● **Problem description**:
Work out how many lines of the data hold the string "this", and reply with that number alone.

>> Start Rows

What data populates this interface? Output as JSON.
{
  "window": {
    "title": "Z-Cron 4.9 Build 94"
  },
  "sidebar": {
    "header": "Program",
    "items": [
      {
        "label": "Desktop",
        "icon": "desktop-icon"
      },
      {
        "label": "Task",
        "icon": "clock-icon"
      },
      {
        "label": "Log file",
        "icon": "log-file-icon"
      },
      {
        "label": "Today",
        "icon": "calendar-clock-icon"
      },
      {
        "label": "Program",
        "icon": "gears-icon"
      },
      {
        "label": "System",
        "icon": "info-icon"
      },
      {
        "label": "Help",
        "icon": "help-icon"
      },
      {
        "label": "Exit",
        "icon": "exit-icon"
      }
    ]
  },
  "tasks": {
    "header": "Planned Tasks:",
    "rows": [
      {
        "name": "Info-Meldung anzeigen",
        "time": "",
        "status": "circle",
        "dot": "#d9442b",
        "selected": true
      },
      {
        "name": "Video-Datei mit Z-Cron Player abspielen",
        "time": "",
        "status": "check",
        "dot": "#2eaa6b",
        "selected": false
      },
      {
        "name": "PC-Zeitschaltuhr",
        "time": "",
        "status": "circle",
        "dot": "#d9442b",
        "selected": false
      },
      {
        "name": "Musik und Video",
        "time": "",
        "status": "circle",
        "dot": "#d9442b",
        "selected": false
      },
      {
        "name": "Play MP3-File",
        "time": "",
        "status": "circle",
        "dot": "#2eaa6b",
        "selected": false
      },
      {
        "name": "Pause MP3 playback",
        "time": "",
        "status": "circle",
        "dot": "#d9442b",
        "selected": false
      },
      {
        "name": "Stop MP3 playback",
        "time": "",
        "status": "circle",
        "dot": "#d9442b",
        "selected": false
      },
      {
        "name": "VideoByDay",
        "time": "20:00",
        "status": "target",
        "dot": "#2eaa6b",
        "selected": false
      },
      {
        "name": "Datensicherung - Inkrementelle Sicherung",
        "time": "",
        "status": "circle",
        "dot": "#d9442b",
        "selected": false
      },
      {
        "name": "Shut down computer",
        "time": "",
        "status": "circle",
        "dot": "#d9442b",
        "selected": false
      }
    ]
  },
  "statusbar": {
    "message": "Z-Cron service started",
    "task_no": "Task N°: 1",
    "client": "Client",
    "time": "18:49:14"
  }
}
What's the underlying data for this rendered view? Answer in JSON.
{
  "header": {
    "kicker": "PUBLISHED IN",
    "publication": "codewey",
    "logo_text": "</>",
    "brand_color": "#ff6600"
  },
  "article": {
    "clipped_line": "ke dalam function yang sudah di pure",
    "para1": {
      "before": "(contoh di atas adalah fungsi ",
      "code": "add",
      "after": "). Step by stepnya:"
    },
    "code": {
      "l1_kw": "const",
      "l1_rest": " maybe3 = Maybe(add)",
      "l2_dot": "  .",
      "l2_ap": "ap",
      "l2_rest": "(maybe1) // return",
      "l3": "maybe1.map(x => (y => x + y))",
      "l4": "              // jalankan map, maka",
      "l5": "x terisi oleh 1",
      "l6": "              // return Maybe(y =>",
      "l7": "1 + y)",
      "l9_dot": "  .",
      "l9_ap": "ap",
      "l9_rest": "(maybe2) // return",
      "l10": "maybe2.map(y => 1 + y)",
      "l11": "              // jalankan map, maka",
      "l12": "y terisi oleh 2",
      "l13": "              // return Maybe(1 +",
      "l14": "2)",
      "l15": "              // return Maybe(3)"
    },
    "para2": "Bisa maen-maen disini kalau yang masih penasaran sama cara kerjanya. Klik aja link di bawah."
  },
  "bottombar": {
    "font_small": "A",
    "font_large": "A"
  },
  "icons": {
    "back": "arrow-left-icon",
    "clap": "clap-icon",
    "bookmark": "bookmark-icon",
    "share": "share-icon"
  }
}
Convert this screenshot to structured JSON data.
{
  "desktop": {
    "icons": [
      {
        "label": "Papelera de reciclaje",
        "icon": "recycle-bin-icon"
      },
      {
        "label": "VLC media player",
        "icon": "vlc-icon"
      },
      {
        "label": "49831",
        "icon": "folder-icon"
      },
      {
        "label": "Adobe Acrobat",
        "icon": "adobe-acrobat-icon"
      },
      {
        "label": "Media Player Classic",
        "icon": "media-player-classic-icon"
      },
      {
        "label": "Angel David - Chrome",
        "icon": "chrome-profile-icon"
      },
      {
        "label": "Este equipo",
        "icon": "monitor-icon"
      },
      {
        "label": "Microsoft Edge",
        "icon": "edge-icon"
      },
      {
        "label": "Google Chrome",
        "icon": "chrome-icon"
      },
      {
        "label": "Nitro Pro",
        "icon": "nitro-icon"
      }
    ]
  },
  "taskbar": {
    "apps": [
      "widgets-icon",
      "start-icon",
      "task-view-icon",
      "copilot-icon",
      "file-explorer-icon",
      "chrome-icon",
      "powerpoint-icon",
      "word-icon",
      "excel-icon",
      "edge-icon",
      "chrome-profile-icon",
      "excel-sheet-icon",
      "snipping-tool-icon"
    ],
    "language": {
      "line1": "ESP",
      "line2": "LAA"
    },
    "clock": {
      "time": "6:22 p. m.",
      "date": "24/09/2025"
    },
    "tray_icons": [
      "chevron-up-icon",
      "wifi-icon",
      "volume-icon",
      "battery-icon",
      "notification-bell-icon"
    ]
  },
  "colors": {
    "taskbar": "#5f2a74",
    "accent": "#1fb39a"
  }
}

>> End Rows

● **Exercise output**:
3